[Entries with figure data]
· · · ·

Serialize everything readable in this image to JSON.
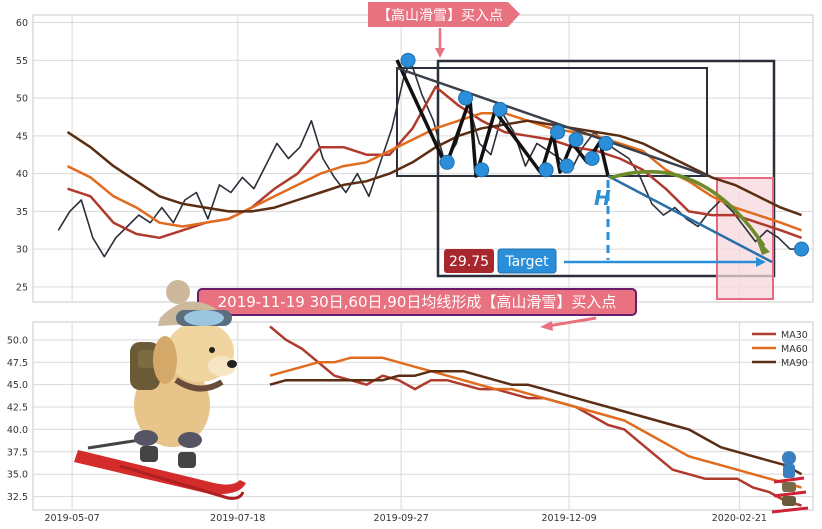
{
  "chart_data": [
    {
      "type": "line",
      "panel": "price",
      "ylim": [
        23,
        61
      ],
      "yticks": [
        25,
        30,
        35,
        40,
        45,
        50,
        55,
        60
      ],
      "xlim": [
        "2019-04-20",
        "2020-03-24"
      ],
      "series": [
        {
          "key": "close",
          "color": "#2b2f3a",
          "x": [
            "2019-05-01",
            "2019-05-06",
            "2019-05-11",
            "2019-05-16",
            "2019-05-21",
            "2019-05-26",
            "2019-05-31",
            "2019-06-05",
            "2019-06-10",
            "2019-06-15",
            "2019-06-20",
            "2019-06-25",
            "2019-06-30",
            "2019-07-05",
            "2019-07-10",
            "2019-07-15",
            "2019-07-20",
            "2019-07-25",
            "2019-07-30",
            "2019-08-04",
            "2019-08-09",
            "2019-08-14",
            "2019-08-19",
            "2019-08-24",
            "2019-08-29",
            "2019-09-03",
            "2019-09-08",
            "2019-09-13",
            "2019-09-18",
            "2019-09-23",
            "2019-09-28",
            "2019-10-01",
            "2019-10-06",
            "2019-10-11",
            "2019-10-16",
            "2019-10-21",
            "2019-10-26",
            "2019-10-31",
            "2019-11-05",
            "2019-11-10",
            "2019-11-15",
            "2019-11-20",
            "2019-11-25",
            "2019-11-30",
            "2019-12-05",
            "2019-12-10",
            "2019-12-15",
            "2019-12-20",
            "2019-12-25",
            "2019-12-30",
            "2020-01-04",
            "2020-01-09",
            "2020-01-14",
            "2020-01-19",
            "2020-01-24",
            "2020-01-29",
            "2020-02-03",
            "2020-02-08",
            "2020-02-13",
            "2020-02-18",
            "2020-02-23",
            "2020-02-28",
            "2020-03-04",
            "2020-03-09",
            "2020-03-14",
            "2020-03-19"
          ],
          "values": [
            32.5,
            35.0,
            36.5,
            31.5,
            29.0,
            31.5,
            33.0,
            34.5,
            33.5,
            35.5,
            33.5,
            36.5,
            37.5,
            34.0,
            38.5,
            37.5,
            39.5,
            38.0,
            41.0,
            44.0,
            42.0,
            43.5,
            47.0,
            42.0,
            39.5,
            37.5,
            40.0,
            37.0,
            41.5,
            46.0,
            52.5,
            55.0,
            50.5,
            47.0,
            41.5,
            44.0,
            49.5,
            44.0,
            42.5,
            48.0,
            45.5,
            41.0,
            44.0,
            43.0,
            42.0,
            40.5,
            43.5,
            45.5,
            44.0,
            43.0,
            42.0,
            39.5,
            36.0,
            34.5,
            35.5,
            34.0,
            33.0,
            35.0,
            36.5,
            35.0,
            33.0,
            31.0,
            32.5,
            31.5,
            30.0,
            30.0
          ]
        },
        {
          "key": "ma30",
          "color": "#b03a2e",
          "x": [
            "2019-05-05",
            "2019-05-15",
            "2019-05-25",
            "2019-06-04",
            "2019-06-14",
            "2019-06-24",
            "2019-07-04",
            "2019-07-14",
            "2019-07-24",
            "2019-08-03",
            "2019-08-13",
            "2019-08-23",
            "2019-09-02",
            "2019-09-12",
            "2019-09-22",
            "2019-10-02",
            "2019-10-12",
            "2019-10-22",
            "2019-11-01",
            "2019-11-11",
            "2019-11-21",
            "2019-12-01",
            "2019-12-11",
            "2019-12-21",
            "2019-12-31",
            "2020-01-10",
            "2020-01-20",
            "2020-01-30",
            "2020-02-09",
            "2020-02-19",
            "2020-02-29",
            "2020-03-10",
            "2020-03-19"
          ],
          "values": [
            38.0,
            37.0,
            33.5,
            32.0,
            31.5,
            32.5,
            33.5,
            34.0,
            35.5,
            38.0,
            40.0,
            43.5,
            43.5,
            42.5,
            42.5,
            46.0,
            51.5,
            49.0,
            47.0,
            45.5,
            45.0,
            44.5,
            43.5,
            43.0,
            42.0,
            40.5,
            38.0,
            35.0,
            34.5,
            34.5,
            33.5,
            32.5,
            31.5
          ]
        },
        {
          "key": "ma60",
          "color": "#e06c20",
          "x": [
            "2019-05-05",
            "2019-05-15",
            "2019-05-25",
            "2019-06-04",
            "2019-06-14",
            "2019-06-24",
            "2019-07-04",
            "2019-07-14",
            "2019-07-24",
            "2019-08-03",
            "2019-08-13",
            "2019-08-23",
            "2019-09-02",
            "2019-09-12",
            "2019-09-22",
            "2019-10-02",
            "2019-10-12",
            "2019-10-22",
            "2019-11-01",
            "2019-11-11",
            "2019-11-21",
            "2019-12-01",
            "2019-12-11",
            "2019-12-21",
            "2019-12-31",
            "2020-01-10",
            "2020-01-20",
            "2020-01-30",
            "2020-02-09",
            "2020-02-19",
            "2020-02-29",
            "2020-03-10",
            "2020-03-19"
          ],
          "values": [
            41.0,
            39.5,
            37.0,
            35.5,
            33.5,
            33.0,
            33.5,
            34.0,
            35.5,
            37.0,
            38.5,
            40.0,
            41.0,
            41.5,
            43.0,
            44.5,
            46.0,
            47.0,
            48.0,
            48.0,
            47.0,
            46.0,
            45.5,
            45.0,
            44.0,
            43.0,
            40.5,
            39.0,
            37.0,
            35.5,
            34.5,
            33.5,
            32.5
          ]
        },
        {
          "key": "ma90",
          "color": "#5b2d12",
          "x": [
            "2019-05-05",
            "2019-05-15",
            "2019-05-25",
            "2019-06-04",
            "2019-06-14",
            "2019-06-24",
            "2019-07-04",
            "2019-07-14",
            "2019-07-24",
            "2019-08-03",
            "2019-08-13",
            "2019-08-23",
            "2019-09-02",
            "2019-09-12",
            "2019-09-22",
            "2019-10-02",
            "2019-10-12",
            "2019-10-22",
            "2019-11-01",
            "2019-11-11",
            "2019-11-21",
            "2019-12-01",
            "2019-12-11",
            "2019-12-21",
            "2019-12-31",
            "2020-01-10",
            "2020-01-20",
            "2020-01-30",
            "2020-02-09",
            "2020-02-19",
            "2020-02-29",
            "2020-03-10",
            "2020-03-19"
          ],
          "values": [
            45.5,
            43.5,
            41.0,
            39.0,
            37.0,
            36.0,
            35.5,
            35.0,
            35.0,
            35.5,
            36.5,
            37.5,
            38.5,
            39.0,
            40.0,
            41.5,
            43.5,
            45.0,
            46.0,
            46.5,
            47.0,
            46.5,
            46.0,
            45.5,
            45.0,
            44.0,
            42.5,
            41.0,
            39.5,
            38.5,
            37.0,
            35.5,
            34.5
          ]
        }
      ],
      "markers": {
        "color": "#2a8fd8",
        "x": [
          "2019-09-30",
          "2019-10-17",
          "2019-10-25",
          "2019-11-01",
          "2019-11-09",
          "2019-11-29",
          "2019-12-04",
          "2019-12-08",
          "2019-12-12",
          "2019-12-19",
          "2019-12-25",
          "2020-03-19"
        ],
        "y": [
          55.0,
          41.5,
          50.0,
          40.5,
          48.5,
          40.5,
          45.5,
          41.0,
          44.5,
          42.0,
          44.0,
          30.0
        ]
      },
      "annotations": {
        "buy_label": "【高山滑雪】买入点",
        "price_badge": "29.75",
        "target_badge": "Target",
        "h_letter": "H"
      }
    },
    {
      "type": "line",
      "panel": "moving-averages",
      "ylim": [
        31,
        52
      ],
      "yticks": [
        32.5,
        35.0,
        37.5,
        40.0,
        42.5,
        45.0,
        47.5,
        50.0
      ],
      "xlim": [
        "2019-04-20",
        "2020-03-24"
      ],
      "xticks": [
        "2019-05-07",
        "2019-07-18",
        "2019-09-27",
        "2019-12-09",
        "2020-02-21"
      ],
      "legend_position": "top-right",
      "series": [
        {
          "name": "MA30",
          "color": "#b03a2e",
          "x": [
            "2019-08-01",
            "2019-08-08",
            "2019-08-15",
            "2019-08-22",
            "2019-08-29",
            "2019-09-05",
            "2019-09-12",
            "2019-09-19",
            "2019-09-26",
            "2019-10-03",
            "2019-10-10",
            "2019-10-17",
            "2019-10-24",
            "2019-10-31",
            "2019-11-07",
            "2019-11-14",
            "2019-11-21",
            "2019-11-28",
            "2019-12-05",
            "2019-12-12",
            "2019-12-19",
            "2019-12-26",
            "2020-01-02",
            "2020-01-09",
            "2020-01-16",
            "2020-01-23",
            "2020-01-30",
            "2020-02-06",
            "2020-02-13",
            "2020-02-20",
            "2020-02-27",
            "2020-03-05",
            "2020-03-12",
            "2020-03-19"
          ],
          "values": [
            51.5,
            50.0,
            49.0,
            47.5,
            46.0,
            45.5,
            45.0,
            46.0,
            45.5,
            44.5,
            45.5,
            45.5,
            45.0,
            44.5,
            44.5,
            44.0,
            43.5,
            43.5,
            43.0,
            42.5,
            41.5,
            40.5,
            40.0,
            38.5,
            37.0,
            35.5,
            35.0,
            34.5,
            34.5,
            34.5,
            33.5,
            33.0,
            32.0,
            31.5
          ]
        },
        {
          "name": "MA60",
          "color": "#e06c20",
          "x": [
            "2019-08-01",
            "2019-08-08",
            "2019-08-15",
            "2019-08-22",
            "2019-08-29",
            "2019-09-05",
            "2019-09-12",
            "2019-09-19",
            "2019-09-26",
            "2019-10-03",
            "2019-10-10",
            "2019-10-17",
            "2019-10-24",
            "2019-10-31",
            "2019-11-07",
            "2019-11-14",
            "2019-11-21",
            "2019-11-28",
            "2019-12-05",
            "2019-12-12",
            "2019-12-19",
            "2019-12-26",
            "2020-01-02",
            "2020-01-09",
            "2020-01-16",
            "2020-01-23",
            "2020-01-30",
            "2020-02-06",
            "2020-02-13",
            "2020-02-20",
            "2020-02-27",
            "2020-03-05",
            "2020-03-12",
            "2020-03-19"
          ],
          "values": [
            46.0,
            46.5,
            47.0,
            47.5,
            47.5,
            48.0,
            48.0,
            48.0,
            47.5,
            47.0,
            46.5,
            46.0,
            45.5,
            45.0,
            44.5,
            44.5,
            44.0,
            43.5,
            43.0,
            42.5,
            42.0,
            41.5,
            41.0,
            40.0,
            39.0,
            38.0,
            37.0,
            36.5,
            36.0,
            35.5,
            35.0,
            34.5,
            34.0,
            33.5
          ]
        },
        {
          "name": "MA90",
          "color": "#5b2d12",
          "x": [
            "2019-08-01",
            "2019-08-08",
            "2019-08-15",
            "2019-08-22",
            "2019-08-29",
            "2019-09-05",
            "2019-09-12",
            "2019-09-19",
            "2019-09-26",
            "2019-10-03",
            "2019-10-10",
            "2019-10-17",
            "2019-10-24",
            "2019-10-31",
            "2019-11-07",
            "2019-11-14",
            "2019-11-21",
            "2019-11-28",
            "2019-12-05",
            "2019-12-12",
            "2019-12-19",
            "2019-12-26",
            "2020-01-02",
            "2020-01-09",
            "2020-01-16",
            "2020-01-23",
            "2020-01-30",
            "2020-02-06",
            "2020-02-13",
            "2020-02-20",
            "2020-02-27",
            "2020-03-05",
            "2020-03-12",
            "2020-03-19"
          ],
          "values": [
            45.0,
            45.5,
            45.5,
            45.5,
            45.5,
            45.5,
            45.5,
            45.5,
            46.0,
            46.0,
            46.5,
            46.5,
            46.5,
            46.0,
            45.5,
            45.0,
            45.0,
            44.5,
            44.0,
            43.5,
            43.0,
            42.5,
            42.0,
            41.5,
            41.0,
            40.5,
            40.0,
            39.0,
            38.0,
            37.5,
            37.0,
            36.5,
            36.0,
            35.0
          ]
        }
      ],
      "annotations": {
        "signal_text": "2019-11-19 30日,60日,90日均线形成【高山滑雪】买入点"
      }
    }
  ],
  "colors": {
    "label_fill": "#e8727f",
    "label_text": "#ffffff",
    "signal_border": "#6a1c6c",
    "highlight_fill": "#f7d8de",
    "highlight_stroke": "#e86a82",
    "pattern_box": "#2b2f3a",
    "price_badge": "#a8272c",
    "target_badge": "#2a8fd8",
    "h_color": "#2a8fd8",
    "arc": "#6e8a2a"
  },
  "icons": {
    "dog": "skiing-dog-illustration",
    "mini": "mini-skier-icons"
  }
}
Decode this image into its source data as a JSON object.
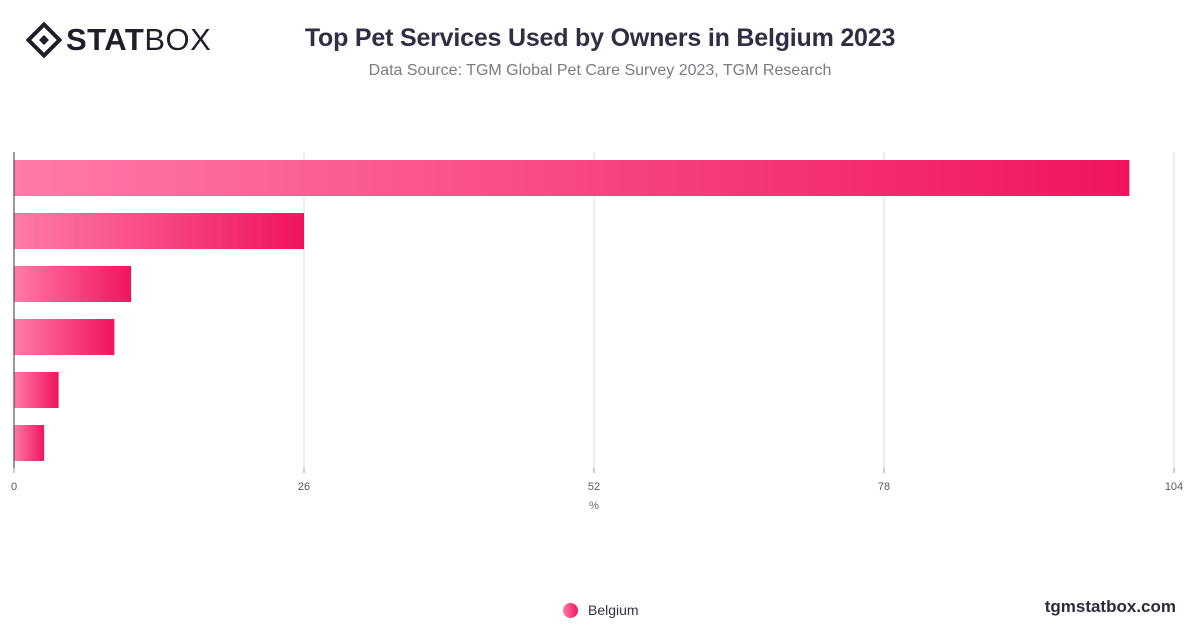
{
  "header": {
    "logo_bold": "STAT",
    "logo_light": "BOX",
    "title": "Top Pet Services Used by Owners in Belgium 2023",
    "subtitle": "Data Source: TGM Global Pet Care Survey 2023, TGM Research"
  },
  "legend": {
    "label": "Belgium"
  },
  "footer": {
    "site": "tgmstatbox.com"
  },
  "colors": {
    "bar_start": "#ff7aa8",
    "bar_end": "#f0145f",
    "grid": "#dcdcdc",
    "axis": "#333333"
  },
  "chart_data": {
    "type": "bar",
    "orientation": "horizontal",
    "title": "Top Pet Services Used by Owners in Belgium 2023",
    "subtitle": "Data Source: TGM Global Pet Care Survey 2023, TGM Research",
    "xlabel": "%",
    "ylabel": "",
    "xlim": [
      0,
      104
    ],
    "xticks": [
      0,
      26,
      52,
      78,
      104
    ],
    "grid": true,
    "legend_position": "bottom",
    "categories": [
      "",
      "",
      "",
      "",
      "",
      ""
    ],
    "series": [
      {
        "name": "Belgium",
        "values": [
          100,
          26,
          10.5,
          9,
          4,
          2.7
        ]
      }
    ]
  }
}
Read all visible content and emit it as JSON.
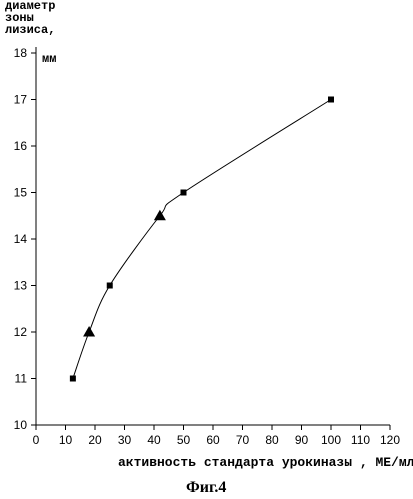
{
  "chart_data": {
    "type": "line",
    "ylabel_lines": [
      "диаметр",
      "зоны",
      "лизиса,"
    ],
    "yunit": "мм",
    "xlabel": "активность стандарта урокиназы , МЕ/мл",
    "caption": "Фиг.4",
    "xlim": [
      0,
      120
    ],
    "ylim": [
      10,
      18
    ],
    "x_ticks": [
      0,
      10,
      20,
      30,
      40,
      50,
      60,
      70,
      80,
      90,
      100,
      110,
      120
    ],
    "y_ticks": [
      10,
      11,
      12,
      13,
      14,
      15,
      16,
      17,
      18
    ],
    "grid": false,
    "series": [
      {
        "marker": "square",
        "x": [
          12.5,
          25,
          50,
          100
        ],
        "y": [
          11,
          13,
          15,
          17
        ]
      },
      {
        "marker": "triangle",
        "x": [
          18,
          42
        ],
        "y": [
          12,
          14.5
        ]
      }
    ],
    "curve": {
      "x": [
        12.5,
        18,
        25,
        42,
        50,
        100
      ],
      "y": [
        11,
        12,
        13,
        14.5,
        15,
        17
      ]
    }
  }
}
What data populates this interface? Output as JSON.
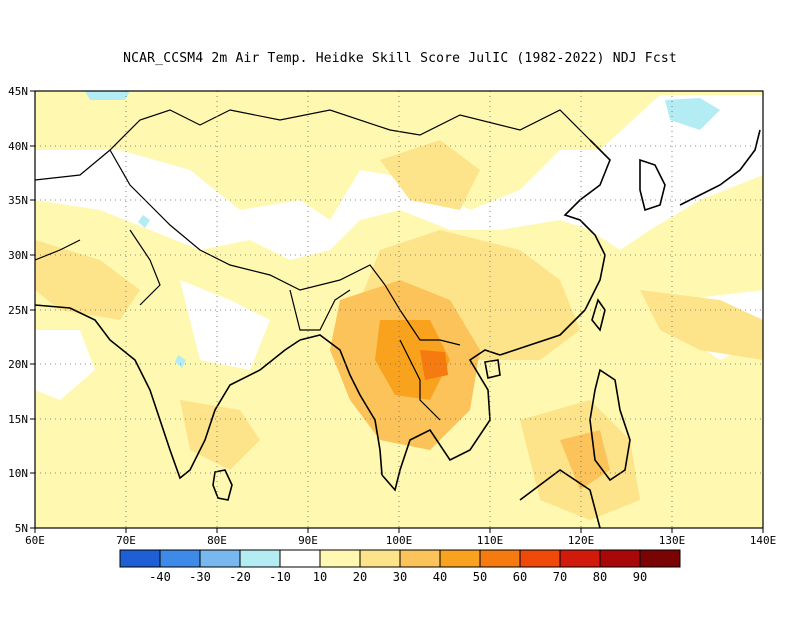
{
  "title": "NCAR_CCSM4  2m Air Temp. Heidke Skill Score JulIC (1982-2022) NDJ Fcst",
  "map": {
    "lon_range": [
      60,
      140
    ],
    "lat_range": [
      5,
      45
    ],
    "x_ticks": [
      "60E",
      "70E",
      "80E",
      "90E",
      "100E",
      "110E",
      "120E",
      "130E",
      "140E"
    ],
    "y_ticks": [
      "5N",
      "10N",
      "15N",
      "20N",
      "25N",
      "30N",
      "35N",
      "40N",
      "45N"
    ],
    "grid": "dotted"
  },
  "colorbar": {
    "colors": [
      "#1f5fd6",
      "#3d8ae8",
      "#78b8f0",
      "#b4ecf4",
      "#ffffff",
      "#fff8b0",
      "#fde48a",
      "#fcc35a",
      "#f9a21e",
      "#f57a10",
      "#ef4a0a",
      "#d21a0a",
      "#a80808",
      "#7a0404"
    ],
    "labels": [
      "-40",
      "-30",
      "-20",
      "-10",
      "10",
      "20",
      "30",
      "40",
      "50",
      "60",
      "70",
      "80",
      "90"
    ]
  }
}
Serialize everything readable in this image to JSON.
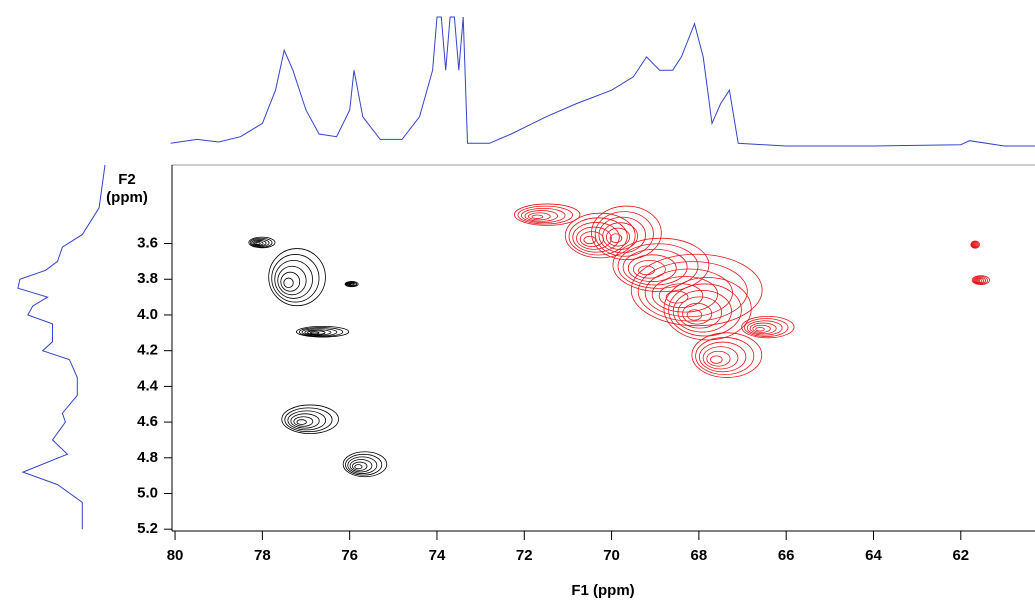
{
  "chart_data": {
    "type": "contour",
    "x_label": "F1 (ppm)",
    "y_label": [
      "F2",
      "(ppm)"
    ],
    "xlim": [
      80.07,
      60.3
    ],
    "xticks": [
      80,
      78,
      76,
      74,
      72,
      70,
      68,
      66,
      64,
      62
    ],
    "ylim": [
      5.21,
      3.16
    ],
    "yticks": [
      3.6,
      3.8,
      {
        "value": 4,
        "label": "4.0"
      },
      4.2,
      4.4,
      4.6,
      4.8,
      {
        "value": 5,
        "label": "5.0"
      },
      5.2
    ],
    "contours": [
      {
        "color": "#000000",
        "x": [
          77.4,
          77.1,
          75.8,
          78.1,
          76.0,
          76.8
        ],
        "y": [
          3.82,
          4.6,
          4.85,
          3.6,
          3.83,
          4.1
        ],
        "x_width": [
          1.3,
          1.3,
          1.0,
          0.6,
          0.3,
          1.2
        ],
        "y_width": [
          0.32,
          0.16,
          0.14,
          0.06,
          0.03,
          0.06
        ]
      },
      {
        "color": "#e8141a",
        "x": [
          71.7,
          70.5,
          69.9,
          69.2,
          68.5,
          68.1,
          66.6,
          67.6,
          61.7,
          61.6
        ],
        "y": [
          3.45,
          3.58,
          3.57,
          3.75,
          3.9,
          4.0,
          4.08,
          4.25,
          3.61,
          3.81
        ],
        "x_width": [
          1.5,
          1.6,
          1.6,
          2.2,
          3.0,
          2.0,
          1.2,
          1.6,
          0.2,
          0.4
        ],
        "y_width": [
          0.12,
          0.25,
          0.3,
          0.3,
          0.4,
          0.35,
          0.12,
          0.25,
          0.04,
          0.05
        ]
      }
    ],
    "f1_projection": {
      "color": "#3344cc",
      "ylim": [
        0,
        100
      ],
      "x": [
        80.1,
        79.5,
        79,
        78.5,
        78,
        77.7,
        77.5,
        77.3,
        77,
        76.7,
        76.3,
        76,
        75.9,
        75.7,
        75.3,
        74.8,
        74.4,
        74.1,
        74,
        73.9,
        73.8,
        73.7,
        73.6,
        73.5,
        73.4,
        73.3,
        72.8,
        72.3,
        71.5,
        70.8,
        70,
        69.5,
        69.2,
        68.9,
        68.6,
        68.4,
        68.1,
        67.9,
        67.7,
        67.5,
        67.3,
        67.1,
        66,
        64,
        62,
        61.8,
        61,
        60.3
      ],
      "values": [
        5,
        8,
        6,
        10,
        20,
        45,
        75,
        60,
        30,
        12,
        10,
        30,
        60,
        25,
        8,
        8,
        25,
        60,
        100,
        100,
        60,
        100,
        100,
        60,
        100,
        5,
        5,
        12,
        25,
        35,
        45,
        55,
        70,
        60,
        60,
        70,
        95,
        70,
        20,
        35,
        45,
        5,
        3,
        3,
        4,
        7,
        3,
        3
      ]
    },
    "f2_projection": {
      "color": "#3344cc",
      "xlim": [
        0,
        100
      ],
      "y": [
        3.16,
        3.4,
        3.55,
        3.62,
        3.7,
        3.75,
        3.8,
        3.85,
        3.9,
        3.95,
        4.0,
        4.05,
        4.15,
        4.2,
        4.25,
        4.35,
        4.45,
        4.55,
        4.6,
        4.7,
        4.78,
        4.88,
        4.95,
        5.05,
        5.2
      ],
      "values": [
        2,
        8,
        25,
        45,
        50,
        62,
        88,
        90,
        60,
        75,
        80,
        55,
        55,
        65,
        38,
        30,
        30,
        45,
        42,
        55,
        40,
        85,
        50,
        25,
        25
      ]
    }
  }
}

· · · ·

▶ _GIVEN EXERCISE_:
Pick out every line above that holds the word "type" and copy it.

▶ _RESPONSE_:
      "type": "line",
      "type": "line",
    "type": "bar",
    "type": "line",
    "type": "contour",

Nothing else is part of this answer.